╭─ Given data

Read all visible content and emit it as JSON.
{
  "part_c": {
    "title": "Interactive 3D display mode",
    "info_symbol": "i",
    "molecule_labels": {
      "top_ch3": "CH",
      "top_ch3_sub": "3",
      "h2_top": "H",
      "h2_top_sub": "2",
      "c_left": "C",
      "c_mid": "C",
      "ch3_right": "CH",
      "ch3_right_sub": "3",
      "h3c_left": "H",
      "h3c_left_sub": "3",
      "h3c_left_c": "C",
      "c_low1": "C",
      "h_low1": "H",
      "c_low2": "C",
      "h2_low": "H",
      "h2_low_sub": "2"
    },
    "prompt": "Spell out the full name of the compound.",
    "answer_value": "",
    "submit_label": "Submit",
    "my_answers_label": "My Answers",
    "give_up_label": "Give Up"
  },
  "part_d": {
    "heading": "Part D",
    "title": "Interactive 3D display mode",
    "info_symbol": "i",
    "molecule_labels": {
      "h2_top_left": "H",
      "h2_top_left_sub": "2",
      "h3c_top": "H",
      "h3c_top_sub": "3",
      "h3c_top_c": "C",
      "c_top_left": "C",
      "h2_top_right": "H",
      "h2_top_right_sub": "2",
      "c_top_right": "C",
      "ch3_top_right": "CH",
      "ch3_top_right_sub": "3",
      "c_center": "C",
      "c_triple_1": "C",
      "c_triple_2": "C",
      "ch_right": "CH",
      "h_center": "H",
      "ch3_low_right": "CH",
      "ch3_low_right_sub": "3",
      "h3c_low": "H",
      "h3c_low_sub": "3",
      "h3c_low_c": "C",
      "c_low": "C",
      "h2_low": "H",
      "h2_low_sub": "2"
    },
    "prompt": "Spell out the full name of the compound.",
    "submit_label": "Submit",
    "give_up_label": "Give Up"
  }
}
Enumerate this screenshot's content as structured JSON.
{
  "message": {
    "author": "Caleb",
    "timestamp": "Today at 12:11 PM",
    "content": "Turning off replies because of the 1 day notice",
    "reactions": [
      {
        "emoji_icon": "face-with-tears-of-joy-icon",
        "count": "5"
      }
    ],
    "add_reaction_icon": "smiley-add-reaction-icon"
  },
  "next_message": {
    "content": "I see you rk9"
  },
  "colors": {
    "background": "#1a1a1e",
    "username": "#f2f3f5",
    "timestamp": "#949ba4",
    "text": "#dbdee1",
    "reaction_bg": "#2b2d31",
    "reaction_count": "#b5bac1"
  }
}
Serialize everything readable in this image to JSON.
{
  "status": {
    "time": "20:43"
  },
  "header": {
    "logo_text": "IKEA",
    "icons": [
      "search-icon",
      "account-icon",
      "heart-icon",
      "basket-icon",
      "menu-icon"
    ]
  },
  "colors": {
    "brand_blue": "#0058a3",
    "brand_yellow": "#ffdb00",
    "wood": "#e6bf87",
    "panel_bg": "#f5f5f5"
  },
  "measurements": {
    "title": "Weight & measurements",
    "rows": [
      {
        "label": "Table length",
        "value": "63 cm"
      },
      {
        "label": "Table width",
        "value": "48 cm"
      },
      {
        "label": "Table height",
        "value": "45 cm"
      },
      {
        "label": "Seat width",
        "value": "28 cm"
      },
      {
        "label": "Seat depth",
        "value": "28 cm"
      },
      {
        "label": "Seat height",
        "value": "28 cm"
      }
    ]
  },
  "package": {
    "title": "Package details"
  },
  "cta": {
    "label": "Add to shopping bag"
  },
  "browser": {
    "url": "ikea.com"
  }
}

╰─

Exercise details:
Each entry above is to be set down again in exactly the same words.

Task output:
Read all visible content and emit it as JSON.
{
  "part_c": {
    "title": "Interactive 3D display mode",
    "info_symbol": "i",
    "molecule_labels": {
      "top_ch3": "CH",
      "top_ch3_sub": "3",
      "h2_top": "H",
      "h2_top_sub": "2",
      "c_left": "C",
      "c_mid": "C",
      "ch3_right": "CH",
      "ch3_right_sub": "3",
      "h3c_left": "H",
      "h3c_left_sub": "3",
      "h3c_left_c": "C",
      "c_low1": "C",
      "h_low1": "H",
      "c_low2": "C",
      "h2_low": "H",
      "h2_low_sub": "2"
    },
    "prompt": "Spell out the full name of the compound.",
    "answer_value": "",
    "submit_label": "Submit",
    "my_answers_label": "My Answers",
    "give_up_label": "Give Up"
  },
  "part_d": {
    "heading": "Part D",
    "title": "Interactive 3D display mode",
    "info_symbol": "i",
    "molecule_labels": {
      "h2_top_left": "H",
      "h2_top_left_sub": "2",
      "h3c_top": "H",
      "h3c_top_sub": "3",
      "h3c_top_c": "C",
      "c_top_left": "C",
      "h2_top_right": "H",
      "h2_top_right_sub": "2",
      "c_top_right": "C",
      "ch3_top_right": "CH",
      "ch3_top_right_sub": "3",
      "c_center": "C",
      "c_triple_1": "C",
      "c_triple_2": "C",
      "ch_right": "CH",
      "h_center": "H",
      "ch3_low_right": "CH",
      "ch3_low_right_sub": "3",
      "h3c_low": "H",
      "h3c_low_sub": "3",
      "h3c_low_c": "C",
      "c_low": "C",
      "h2_low": "H",
      "h2_low_sub": "2"
    },
    "prompt": "Spell out the full name of the compound.",
    "submit_label": "Submit",
    "give_up_label": "Give Up"
  }
}
Enumerate this screenshot's content as structured JSON.
{
  "message": {
    "author": "Caleb",
    "timestamp": "Today at 12:11 PM",
    "content": "Turning off replies because of the 1 day notice",
    "reactions": [
      {
        "emoji_icon": "face-with-tears-of-joy-icon",
        "count": "5"
      }
    ],
    "add_reaction_icon": "smiley-add-reaction-icon"
  },
  "next_message": {
    "content": "I see you rk9"
  },
  "colors": {
    "background": "#1a1a1e",
    "username": "#f2f3f5",
    "timestamp": "#949ba4",
    "text": "#dbdee1",
    "reaction_bg": "#2b2d31",
    "reaction_count": "#b5bac1"
  }
}
Serialize everything readable in this image to JSON.
{
  "status": {
    "time": "20:43"
  },
  "header": {
    "logo_text": "IKEA",
    "icons": [
      "search-icon",
      "account-icon",
      "heart-icon",
      "basket-icon",
      "menu-icon"
    ]
  },
  "colors": {
    "brand_blue": "#0058a3",
    "brand_yellow": "#ffdb00",
    "wood": "#e6bf87",
    "panel_bg": "#f5f5f5"
  },
  "measurements": {
    "title": "Weight & measurements",
    "rows": [
      {
        "label": "Table length",
        "value": "63 cm"
      },
      {
        "label": "Table width",
        "value": "48 cm"
      },
      {
        "label": "Table height",
        "value": "45 cm"
      },
      {
        "label": "Seat width",
        "value": "28 cm"
      },
      {
        "label": "Seat depth",
        "value": "28 cm"
      },
      {
        "label": "Seat height",
        "value": "28 cm"
      }
    ]
  },
  "package": {
    "title": "Package details"
  },
  "cta": {
    "label": "Add to shopping bag"
  },
  "browser": {
    "url": "ikea.com"
  }
}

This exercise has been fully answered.